TASKS FOR THIS EXERCISE »
A – In the patent description excerpt, what kind of view is FIG. 1?
B – In the records, rename "bar-stack" to "column-stack" in everything from the line containing "505, 331, 519]" down to the line containing "628, 1650, 637]", and give those lines back with nothing else changed.

SELECTED EXCERPT »
"""

25. The optoelectronic device according to claim 8, comprising a plurality of light elements.

Description

BRIEF DESCRIPTION OF THE DRAWINGS

[0057] Other aspects, aims, advantages and features of the disclosure will better appear on reading the following detailed description of preferred embodiments thereof, given as a non-limiting example, and made with reference to the appended drawings in which:

[0058] FIG. 1 is a schematic sectional view of several steps of a manufacturing method according to the disclosure allowing obtaining an example of an optoelectronic device according to the disclosure where a secondary conductive element is arranged on the upper surface of the first insulating element and in contact with a light element and where a primary conductive element is arranged on the support face.

[0059] FIG. 2 is a schematic sectional view of several steps of a manufacturing method according to the disclosure allowing obtaining an example of an optoelectronic device according to the disclosure where a secondary conductive element is arranged on the upper surface of the first insulating element and in contact with a light element whose second electrode is projecting and where a primary conductive element is arranged on the support face.

"""

EXERCISE DATA »

"""

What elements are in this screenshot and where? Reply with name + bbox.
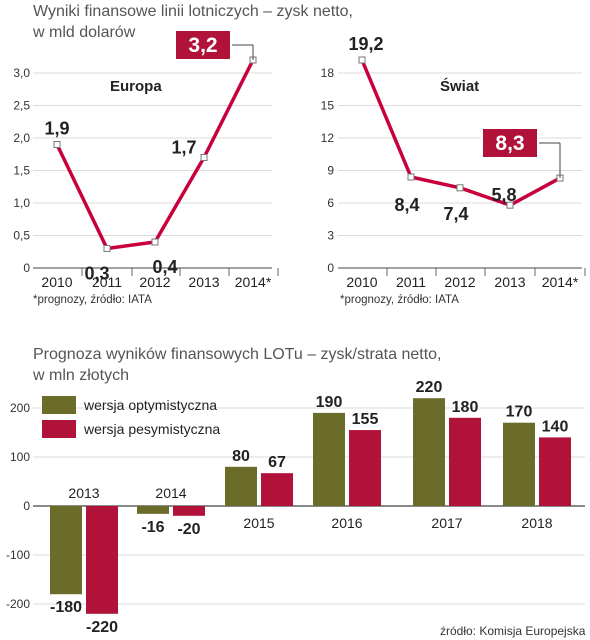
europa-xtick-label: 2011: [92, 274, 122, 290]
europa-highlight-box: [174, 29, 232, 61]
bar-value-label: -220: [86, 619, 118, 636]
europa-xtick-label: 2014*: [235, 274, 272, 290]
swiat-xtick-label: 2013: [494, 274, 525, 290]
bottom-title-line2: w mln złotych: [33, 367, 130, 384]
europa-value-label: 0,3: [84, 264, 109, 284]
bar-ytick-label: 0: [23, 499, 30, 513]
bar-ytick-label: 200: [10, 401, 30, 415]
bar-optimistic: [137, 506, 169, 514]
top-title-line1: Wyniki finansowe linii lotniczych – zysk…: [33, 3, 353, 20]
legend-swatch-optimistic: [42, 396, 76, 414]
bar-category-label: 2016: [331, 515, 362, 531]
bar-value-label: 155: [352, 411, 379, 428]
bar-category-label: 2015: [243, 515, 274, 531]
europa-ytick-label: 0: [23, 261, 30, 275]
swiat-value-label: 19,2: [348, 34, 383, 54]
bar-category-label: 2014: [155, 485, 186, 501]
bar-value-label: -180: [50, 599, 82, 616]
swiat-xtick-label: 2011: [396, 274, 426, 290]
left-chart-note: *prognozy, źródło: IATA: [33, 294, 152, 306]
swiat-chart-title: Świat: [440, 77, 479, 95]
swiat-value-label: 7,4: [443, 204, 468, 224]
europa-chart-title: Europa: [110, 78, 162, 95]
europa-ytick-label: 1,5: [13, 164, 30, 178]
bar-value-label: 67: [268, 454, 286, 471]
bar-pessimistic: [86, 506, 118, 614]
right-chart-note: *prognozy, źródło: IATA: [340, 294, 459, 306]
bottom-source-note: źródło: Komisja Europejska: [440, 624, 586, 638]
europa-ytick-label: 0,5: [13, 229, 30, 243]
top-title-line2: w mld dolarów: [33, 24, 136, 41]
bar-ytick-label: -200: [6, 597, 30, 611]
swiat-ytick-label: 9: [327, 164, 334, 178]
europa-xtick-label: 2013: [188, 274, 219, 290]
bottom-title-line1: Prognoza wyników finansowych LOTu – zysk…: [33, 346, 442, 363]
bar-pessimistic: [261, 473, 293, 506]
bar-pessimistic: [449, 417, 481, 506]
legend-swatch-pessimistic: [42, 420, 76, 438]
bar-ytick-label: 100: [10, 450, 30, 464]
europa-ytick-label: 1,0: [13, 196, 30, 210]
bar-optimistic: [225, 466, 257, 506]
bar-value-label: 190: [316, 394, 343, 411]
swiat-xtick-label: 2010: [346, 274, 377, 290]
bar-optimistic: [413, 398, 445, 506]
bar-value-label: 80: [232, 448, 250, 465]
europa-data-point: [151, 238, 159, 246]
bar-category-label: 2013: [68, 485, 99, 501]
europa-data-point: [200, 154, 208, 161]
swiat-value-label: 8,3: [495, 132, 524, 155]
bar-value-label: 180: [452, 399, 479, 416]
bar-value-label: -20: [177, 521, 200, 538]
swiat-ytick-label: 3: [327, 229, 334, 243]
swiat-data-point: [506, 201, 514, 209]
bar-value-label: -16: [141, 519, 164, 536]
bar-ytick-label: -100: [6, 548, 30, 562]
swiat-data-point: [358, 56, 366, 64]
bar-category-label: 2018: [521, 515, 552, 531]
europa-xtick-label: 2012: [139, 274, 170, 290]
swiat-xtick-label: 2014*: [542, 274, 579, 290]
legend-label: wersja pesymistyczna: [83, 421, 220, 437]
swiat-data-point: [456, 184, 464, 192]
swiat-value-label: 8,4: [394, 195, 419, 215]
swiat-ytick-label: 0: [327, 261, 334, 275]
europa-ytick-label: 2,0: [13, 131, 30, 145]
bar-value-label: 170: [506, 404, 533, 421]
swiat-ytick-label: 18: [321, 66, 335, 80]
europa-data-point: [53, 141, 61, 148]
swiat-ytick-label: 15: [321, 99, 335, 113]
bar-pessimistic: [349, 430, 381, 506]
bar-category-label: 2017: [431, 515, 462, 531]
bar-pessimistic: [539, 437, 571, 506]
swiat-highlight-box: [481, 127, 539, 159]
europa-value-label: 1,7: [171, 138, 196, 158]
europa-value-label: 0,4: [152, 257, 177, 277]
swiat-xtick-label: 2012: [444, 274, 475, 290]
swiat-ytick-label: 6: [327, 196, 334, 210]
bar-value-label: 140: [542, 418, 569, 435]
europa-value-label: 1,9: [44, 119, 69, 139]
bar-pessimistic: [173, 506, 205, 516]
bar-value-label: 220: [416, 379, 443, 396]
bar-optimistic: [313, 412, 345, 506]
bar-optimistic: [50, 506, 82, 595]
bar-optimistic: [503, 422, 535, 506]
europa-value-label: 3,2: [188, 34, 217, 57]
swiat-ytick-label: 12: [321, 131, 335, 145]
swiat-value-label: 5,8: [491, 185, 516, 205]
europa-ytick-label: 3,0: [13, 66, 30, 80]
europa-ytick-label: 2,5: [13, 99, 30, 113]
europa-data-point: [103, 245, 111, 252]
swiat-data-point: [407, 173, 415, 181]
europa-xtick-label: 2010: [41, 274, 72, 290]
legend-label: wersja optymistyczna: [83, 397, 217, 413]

"""
"""

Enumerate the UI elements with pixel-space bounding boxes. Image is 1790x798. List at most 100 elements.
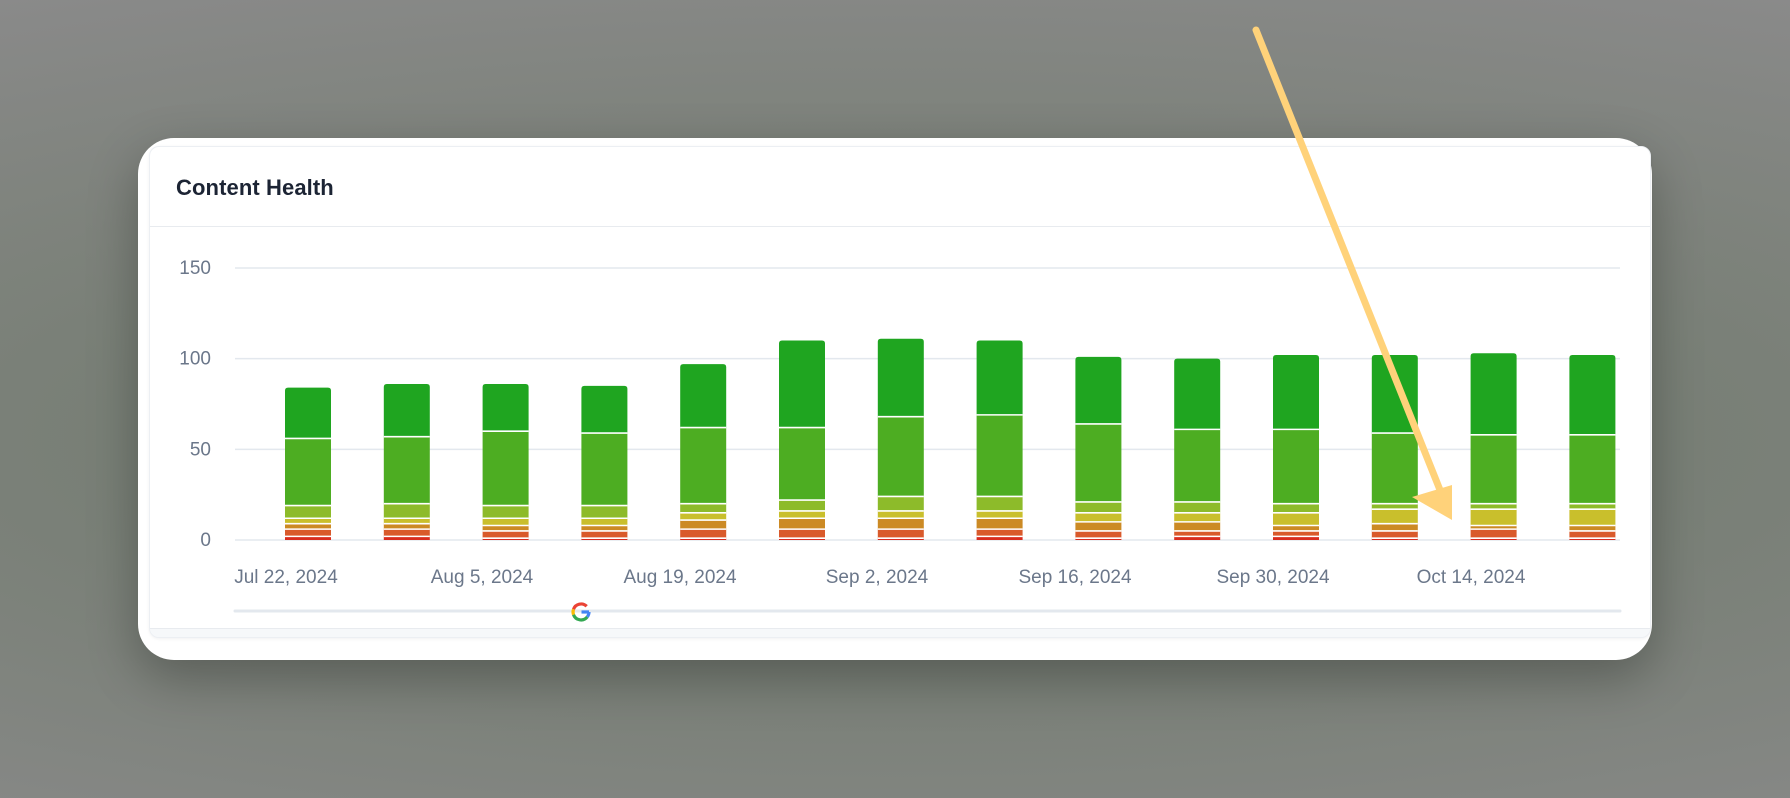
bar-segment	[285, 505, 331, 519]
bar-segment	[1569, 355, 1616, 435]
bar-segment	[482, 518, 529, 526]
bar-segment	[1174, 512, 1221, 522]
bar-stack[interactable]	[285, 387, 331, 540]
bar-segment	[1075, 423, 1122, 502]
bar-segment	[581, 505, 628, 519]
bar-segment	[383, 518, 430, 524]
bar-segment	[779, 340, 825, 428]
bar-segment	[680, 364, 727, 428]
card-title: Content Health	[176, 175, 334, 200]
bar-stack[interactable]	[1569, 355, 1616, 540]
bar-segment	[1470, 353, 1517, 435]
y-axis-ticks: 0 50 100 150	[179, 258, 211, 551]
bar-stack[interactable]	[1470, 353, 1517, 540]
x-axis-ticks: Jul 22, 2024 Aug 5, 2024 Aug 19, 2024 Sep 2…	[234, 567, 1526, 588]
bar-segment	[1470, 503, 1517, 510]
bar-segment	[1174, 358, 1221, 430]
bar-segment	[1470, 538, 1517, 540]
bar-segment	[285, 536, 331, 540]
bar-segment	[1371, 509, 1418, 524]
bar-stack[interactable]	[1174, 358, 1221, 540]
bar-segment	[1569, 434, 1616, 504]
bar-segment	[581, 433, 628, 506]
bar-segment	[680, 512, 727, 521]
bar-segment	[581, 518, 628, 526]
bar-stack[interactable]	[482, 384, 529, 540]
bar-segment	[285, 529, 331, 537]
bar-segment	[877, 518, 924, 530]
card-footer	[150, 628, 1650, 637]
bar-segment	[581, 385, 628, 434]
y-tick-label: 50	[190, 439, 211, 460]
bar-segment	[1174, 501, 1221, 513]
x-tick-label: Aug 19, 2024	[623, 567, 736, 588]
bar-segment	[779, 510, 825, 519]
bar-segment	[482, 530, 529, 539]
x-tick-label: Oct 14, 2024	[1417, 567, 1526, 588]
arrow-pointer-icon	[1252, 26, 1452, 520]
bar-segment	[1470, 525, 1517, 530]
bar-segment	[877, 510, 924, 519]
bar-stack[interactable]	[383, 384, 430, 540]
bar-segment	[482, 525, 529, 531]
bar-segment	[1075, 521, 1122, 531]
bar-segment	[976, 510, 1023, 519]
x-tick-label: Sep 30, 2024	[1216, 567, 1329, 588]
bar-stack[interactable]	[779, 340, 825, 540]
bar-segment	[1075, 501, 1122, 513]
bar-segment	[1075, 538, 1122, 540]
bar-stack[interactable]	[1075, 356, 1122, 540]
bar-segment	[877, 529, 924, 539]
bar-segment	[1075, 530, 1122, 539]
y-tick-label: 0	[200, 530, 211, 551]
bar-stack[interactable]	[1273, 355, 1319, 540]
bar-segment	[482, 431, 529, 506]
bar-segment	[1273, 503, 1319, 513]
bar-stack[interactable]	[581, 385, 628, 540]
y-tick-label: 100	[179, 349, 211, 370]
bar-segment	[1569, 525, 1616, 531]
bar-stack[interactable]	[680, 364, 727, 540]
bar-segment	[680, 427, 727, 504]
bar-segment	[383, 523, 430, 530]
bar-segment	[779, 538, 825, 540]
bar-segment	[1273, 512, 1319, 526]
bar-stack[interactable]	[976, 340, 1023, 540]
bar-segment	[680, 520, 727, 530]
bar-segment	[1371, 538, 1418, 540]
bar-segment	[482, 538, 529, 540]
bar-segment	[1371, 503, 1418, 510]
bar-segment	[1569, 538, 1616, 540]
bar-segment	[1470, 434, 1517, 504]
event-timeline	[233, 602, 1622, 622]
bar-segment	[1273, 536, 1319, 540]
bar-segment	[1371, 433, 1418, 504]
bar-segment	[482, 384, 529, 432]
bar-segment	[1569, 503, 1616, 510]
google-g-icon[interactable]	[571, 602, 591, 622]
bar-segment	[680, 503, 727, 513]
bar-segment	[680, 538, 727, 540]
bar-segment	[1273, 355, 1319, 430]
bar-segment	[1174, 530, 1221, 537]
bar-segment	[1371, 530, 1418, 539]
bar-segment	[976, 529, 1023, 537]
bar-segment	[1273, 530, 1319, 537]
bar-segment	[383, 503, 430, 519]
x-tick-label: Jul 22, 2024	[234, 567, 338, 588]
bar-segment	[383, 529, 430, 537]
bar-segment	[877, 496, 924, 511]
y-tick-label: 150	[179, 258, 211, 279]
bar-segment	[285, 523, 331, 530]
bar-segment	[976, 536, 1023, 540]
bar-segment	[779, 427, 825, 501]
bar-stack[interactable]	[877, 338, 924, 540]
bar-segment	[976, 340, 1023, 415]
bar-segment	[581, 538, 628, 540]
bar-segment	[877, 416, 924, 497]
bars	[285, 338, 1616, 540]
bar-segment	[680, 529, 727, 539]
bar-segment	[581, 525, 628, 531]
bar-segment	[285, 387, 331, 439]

"""

TASK-BY-TASK RESULTS »
A – A schematic sectional view.

B –
bar-segment	[285, 505, 331, 519]
bar-segment	[1569, 355, 1616, 435]
bar-segment	[482, 518, 529, 526]
bar-segment	[1174, 512, 1221, 522]
column-stack[interactable]	[285, 387, 331, 540]
bar-segment	[1075, 423, 1122, 502]
bar-segment	[581, 505, 628, 519]
bar-segment	[383, 518, 430, 524]
bar-segment	[779, 340, 825, 428]
bar-segment	[680, 364, 727, 428]
card-title: Content Health	[176, 175, 334, 200]
column-stack[interactable]	[1569, 355, 1616, 540]
bar-segment	[1470, 353, 1517, 435]
y-axis-ticks: 0 50 100 150	[179, 258, 211, 551]
column-stack[interactable]	[1470, 353, 1517, 540]
x-axis-ticks: Jul 22, 2024 Aug 5, 2024 Aug 19, 2024 Sep 2…	[234, 567, 1526, 588]
bar-segment	[1470, 503, 1517, 510]
bar-segment	[1174, 358, 1221, 430]
bar-segment	[1470, 538, 1517, 540]
bar-segment	[285, 536, 331, 540]
bar-segment	[1371, 509, 1418, 524]
column-stack[interactable]	[1174, 358, 1221, 540]
bar-segment	[1569, 434, 1616, 504]
bar-segment	[581, 433, 628, 506]
bar-segment	[680, 512, 727, 521]
bar-segment	[581, 518, 628, 526]
column-stack[interactable]	[482, 384, 529, 540]
bar-segment	[285, 529, 331, 537]
bar-segment	[877, 518, 924, 530]
card-footer	[150, 628, 1650, 637]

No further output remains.